Below are records. Copy every line with "title" in it.

(Dataset items)
■ ■ ■ ■ ■ ■ ■
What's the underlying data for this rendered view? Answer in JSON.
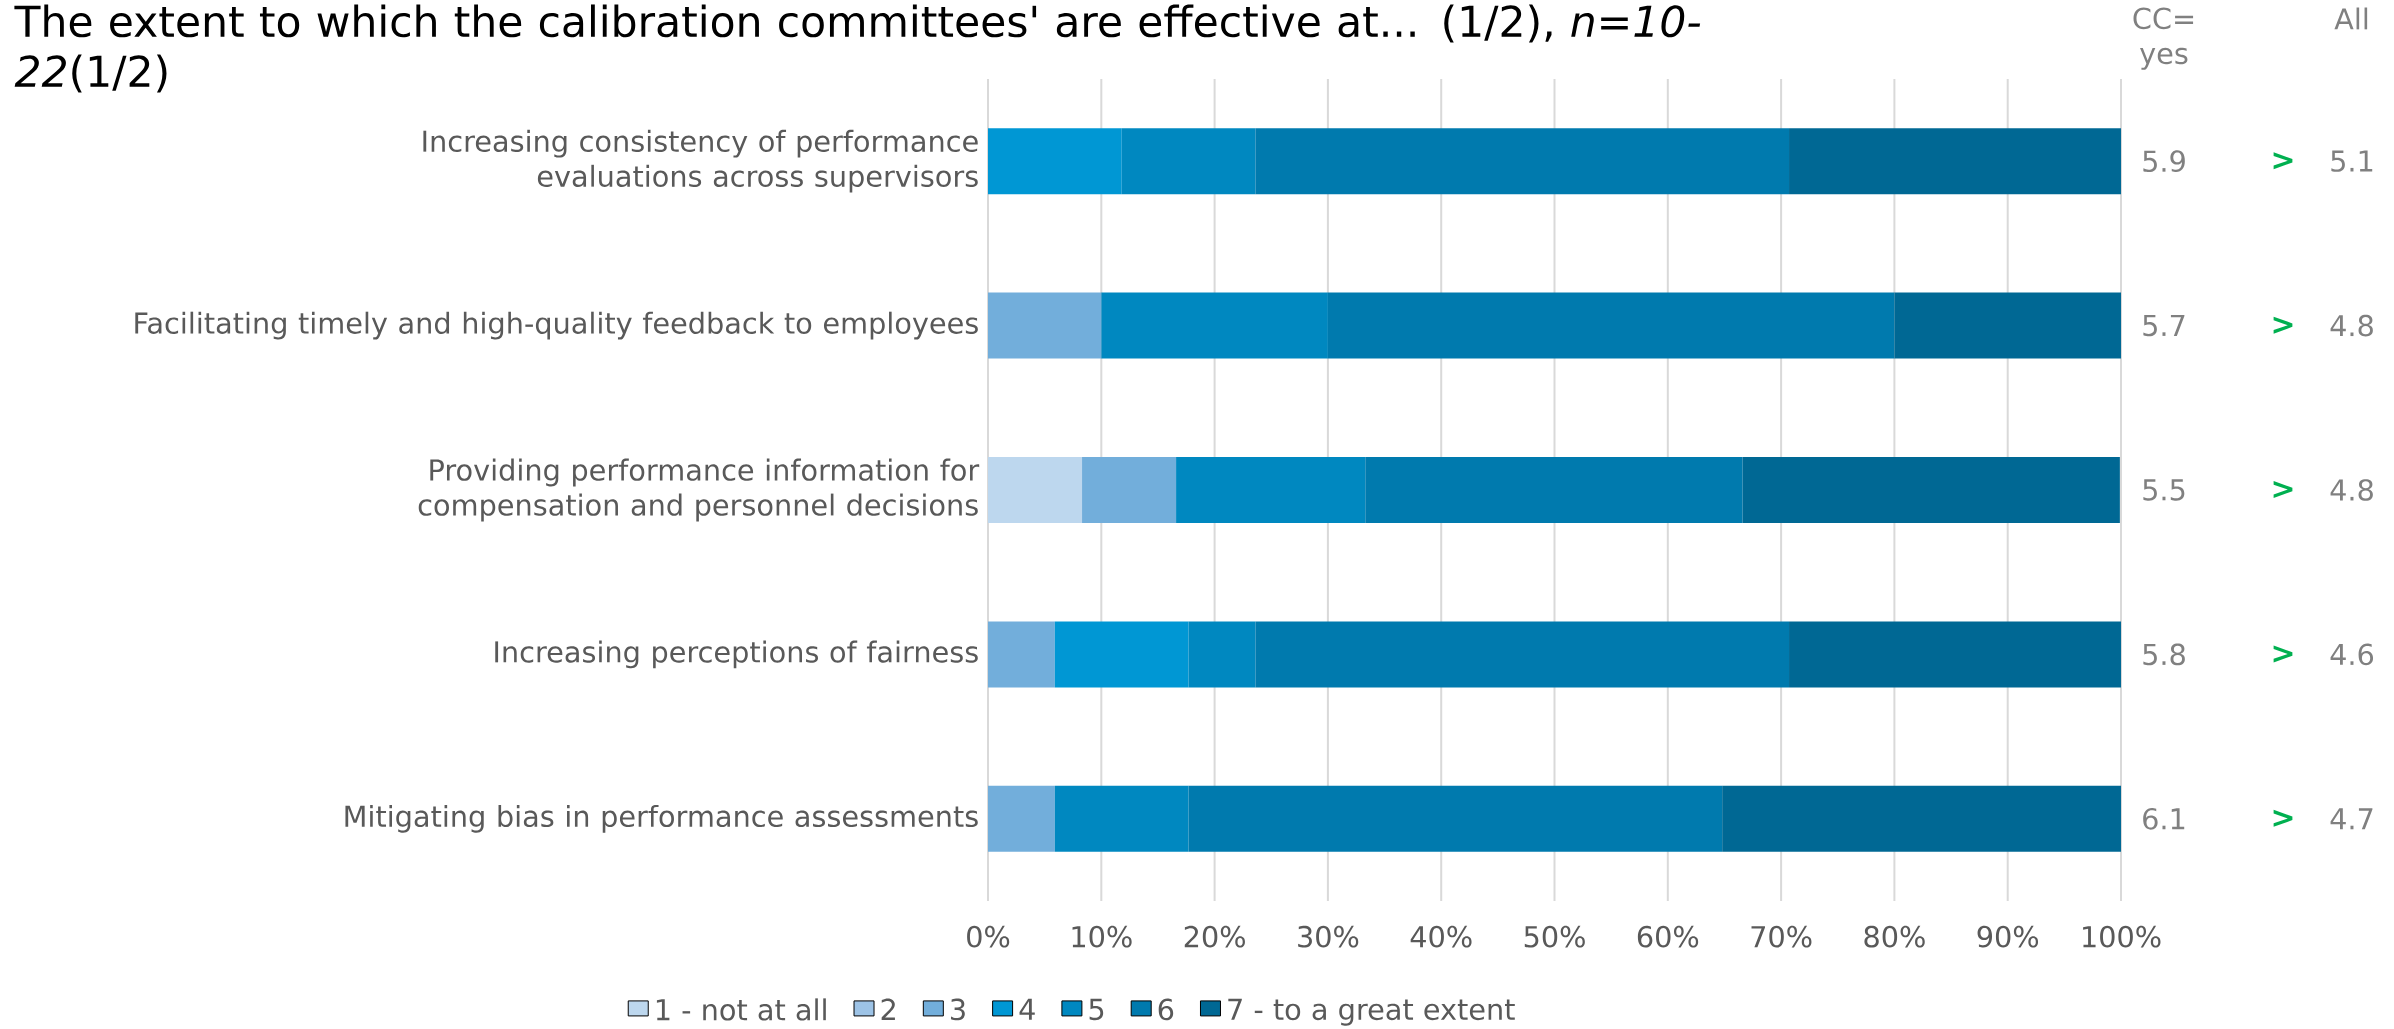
{
  "chart_data": {
    "type": "bar",
    "orientation": "horizontal",
    "stacked": true,
    "title": "The extent to which the calibration committees' are effective at... (1/2), *n=10-22*(1/2)",
    "categories": [
      "Increasing consistency of performance evaluations across supervisors",
      "Facilitating timely and high-quality feedback to employees",
      "Providing performance information for compensation and personnel decisions",
      "Increasing perceptions of fairness",
      "Mitigating bias in performance assessments"
    ],
    "series": [
      {
        "name": "1 - not at all",
        "color": "#bdd7ee",
        "values": [
          null,
          null,
          8.3,
          null,
          null
        ]
      },
      {
        "name": "2",
        "color": "#9dc3e6",
        "values": [
          null,
          null,
          null,
          null,
          null
        ]
      },
      {
        "name": "3",
        "color": "#72aedb",
        "values": [
          null,
          10,
          8.3,
          5.9,
          5.9
        ]
      },
      {
        "name": "4",
        "color": "#0097d4",
        "values": [
          11.8,
          null,
          null,
          11.8,
          null
        ]
      },
      {
        "name": "5",
        "color": "#0088c0",
        "values": [
          11.8,
          20,
          16.7,
          5.9,
          11.8
        ]
      },
      {
        "name": "6",
        "color": "#007aae",
        "values": [
          47.1,
          50,
          33.3,
          47.1,
          47.1
        ]
      },
      {
        "name": "7 - to a great extent",
        "color": "#006894",
        "values": [
          29.3,
          20,
          33.3,
          29.3,
          35.2
        ]
      }
    ],
    "xlim": [
      0,
      100
    ],
    "xticks": [
      {
        "value": 0,
        "label": "0%"
      },
      {
        "value": 10,
        "label": "10%"
      },
      {
        "value": 20,
        "label": "20%"
      },
      {
        "value": 30,
        "label": "30%"
      },
      {
        "value": 40,
        "label": "40%"
      },
      {
        "value": 50,
        "label": "50%"
      },
      {
        "value": 60,
        "label": "60%"
      },
      {
        "value": 70,
        "label": "70%"
      },
      {
        "value": 80,
        "label": "80%"
      },
      {
        "value": 90,
        "label": "90%"
      },
      {
        "value": 100,
        "label": "100%"
      }
    ],
    "grid": "x",
    "legend": "bottom",
    "annotations": [
      "CC= yes",
      "All",
      "5.9",
      ">",
      "5.1",
      "5.7",
      ">",
      "4.8",
      "5.5",
      ">",
      "4.8",
      "5.8",
      ">",
      "4.6",
      "6.1",
      ">",
      "4.7"
    ]
  }
}
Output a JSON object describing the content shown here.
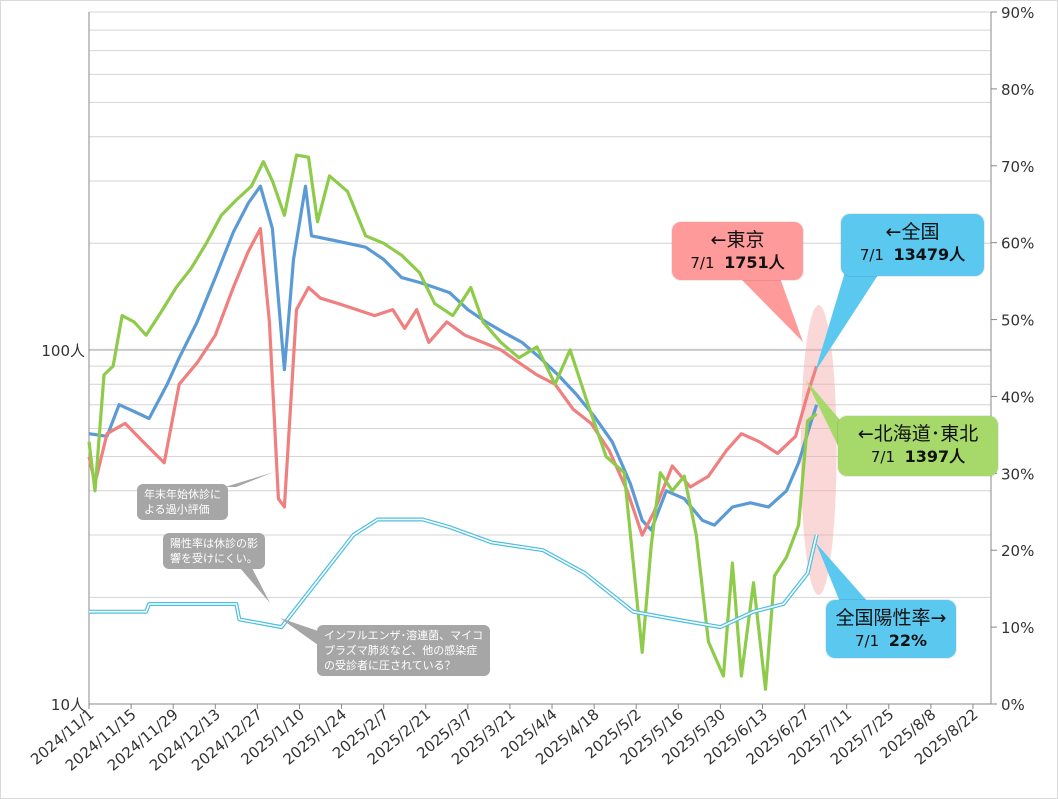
{
  "chart_data": {
    "type": "line",
    "y_left": {
      "scale": "log",
      "range": [
        10,
        900
      ],
      "tick_labels": [
        "100人",
        "10人"
      ]
    },
    "y_right": {
      "range": [
        0,
        90
      ],
      "tick_labels": [
        "0%",
        "10%",
        "20%",
        "30%",
        "40%",
        "50%",
        "60%",
        "70%",
        "80%",
        "90%"
      ]
    },
    "x_range": [
      "2024-11-01",
      "2025-08-28"
    ],
    "x_tick_labels": [
      "2024/11/1",
      "2024/11/15",
      "2024/11/29",
      "2024/12/13",
      "2024/12/27",
      "2025/1/10",
      "2025/1/24",
      "2025/2/7",
      "2025/2/21",
      "2025/3/7",
      "2025/3/21",
      "2025/4/4",
      "2025/4/18",
      "2025/5/2",
      "2025/5/16",
      "2025/5/30",
      "2025/6/13",
      "2025/6/27",
      "2025/7/11",
      "2025/7/25",
      "2025/8/8",
      "2025/8/22"
    ],
    "grid": true,
    "series": [
      {
        "name": "全国",
        "color": "#5b9bd5",
        "axis": "left",
        "points": [
          [
            "2024-11-01",
            58
          ],
          [
            "2024-11-07",
            57
          ],
          [
            "2024-11-11",
            70
          ],
          [
            "2024-11-16",
            67
          ],
          [
            "2024-11-21",
            64
          ],
          [
            "2024-11-27",
            80
          ],
          [
            "2024-12-01",
            95
          ],
          [
            "2024-12-07",
            120
          ],
          [
            "2024-12-13",
            160
          ],
          [
            "2024-12-19",
            215
          ],
          [
            "2024-12-24",
            260
          ],
          [
            "2024-12-28",
            290
          ],
          [
            "2025-01-01",
            220
          ],
          [
            "2025-01-05",
            88
          ],
          [
            "2025-01-08",
            180
          ],
          [
            "2025-01-12",
            290
          ],
          [
            "2025-01-14",
            210
          ],
          [
            "2025-01-20",
            205
          ],
          [
            "2025-01-26",
            200
          ],
          [
            "2025-02-01",
            195
          ],
          [
            "2025-02-07",
            180
          ],
          [
            "2025-02-13",
            160
          ],
          [
            "2025-02-19",
            155
          ],
          [
            "2025-02-24",
            150
          ],
          [
            "2025-03-01",
            145
          ],
          [
            "2025-03-07",
            130
          ],
          [
            "2025-03-13",
            120
          ],
          [
            "2025-03-19",
            112
          ],
          [
            "2025-03-25",
            105
          ],
          [
            "2025-03-31",
            95
          ],
          [
            "2025-04-06",
            85
          ],
          [
            "2025-04-12",
            75
          ],
          [
            "2025-04-18",
            65
          ],
          [
            "2025-04-24",
            55
          ],
          [
            "2025-04-30",
            42
          ],
          [
            "2025-05-04",
            33
          ],
          [
            "2025-05-07",
            31
          ],
          [
            "2025-05-12",
            40
          ],
          [
            "2025-05-18",
            38
          ],
          [
            "2025-05-24",
            33
          ],
          [
            "2025-05-28",
            32
          ],
          [
            "2025-06-03",
            36
          ],
          [
            "2025-06-09",
            37
          ],
          [
            "2025-06-15",
            36
          ],
          [
            "2025-06-21",
            40
          ],
          [
            "2025-06-25",
            48
          ],
          [
            "2025-06-29",
            62
          ],
          [
            "2025-07-01",
            70
          ]
        ]
      },
      {
        "name": "東京",
        "color": "#f08080",
        "axis": "left",
        "points": [
          [
            "2024-11-01",
            50
          ],
          [
            "2024-11-03",
            42
          ],
          [
            "2024-11-07",
            58
          ],
          [
            "2024-11-13",
            62
          ],
          [
            "2024-11-19",
            55
          ],
          [
            "2024-11-26",
            48
          ],
          [
            "2024-12-01",
            80
          ],
          [
            "2024-12-07",
            92
          ],
          [
            "2024-12-13",
            110
          ],
          [
            "2024-12-19",
            150
          ],
          [
            "2024-12-24",
            190
          ],
          [
            "2024-12-28",
            220
          ],
          [
            "2024-12-31",
            120
          ],
          [
            "2025-01-03",
            38
          ],
          [
            "2025-01-05",
            36
          ],
          [
            "2025-01-09",
            130
          ],
          [
            "2025-01-13",
            150
          ],
          [
            "2025-01-17",
            140
          ],
          [
            "2025-01-23",
            135
          ],
          [
            "2025-01-29",
            130
          ],
          [
            "2025-02-04",
            125
          ],
          [
            "2025-02-10",
            130
          ],
          [
            "2025-02-14",
            115
          ],
          [
            "2025-02-18",
            130
          ],
          [
            "2025-02-22",
            105
          ],
          [
            "2025-02-28",
            120
          ],
          [
            "2025-03-06",
            110
          ],
          [
            "2025-03-12",
            105
          ],
          [
            "2025-03-18",
            100
          ],
          [
            "2025-03-24",
            92
          ],
          [
            "2025-03-30",
            85
          ],
          [
            "2025-04-05",
            80
          ],
          [
            "2025-04-11",
            68
          ],
          [
            "2025-04-17",
            62
          ],
          [
            "2025-04-23",
            52
          ],
          [
            "2025-04-29",
            40
          ],
          [
            "2025-05-04",
            30
          ],
          [
            "2025-05-08",
            35
          ],
          [
            "2025-05-14",
            47
          ],
          [
            "2025-05-20",
            41
          ],
          [
            "2025-05-26",
            44
          ],
          [
            "2025-06-01",
            52
          ],
          [
            "2025-06-06",
            58
          ],
          [
            "2025-06-12",
            55
          ],
          [
            "2025-06-18",
            51
          ],
          [
            "2025-06-24",
            57
          ],
          [
            "2025-06-28",
            75
          ],
          [
            "2025-07-01",
            90
          ]
        ]
      },
      {
        "name": "北海道・東北",
        "color": "#8fcb4a",
        "axis": "left",
        "points": [
          [
            "2024-11-01",
            55
          ],
          [
            "2024-11-03",
            40
          ],
          [
            "2024-11-06",
            85
          ],
          [
            "2024-11-09",
            90
          ],
          [
            "2024-11-12",
            125
          ],
          [
            "2024-11-16",
            120
          ],
          [
            "2024-11-20",
            110
          ],
          [
            "2024-11-25",
            128
          ],
          [
            "2024-11-30",
            150
          ],
          [
            "2024-12-05",
            170
          ],
          [
            "2024-12-10",
            200
          ],
          [
            "2024-12-15",
            240
          ],
          [
            "2024-12-20",
            265
          ],
          [
            "2024-12-25",
            290
          ],
          [
            "2024-12-29",
            340
          ],
          [
            "2025-01-01",
            300
          ],
          [
            "2025-01-05",
            240
          ],
          [
            "2025-01-09",
            355
          ],
          [
            "2025-01-13",
            350
          ],
          [
            "2025-01-16",
            230
          ],
          [
            "2025-01-20",
            310
          ],
          [
            "2025-01-26",
            280
          ],
          [
            "2025-02-01",
            210
          ],
          [
            "2025-02-07",
            200
          ],
          [
            "2025-02-13",
            185
          ],
          [
            "2025-02-19",
            165
          ],
          [
            "2025-02-24",
            135
          ],
          [
            "2025-03-02",
            125
          ],
          [
            "2025-03-08",
            150
          ],
          [
            "2025-03-12",
            120
          ],
          [
            "2025-03-18",
            105
          ],
          [
            "2025-03-24",
            95
          ],
          [
            "2025-03-30",
            102
          ],
          [
            "2025-04-05",
            80
          ],
          [
            "2025-04-10",
            100
          ],
          [
            "2025-04-16",
            70
          ],
          [
            "2025-04-22",
            50
          ],
          [
            "2025-04-28",
            45
          ],
          [
            "2025-05-04",
            14
          ],
          [
            "2025-05-07",
            28
          ],
          [
            "2025-05-10",
            45
          ],
          [
            "2025-05-14",
            40
          ],
          [
            "2025-05-18",
            44
          ],
          [
            "2025-05-22",
            30
          ],
          [
            "2025-05-26",
            15
          ],
          [
            "2025-05-31",
            12
          ],
          [
            "2025-06-03",
            25
          ],
          [
            "2025-06-06",
            12
          ],
          [
            "2025-06-10",
            22
          ],
          [
            "2025-06-14",
            11
          ],
          [
            "2025-06-17",
            23
          ],
          [
            "2025-06-21",
            26
          ],
          [
            "2025-06-25",
            32
          ],
          [
            "2025-06-28",
            63
          ],
          [
            "2025-07-01",
            66
          ]
        ]
      },
      {
        "name": "全国陽性率",
        "color": "#4bbfe0",
        "axis": "right",
        "points": [
          [
            "2024-11-01",
            12
          ],
          [
            "2024-11-20",
            12
          ],
          [
            "2024-11-21",
            13
          ],
          [
            "2024-12-20",
            13
          ],
          [
            "2024-12-21",
            11
          ],
          [
            "2025-01-04",
            10
          ],
          [
            "2025-01-10",
            13
          ],
          [
            "2025-01-20",
            18
          ],
          [
            "2025-01-28",
            22
          ],
          [
            "2025-02-05",
            24
          ],
          [
            "2025-02-20",
            24
          ],
          [
            "2025-03-01",
            23
          ],
          [
            "2025-03-15",
            21
          ],
          [
            "2025-04-01",
            20
          ],
          [
            "2025-04-15",
            17
          ],
          [
            "2025-05-01",
            12
          ],
          [
            "2025-05-15",
            11
          ],
          [
            "2025-05-30",
            10
          ],
          [
            "2025-06-10",
            12
          ],
          [
            "2025-06-20",
            13
          ],
          [
            "2025-06-28",
            17
          ],
          [
            "2025-07-01",
            22
          ]
        ]
      }
    ]
  },
  "callouts": {
    "tokyo": {
      "title": "←東京",
      "date": "7/1",
      "value": "1751人",
      "bg": "#ff9a9a"
    },
    "national": {
      "title": "←全国",
      "date": "7/1",
      "value": "13479人",
      "bg": "#5bc8f0"
    },
    "hokkaido": {
      "title": "←北海道･東北",
      "date": "7/1",
      "value": "1397人",
      "bg": "#a6d96a"
    },
    "rate": {
      "title": "全国陽性率→",
      "date": "7/1",
      "value": "22%",
      "bg": "#5bc8f0"
    }
  },
  "notes": {
    "newyear": "年末年始休診に\nよる過小評価",
    "positivity": "陽性率は休診の影\n響を受けにくい。",
    "other": "インフルエンザ･溶連菌、マイコ\nプラズマ肺炎など、他の感染症\nの受診者に圧されている？"
  }
}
■ ■ ■ ■ ■ ■ ■
THE RESULT:
    "title": "The extent to which the calibration committees' are effective at... (1/2), *n=10-22*(1/2)",
      "title": "←東京",
      "title": "←全国",
      "title": "←北海道･東北",
      "title": "全国陽性率→",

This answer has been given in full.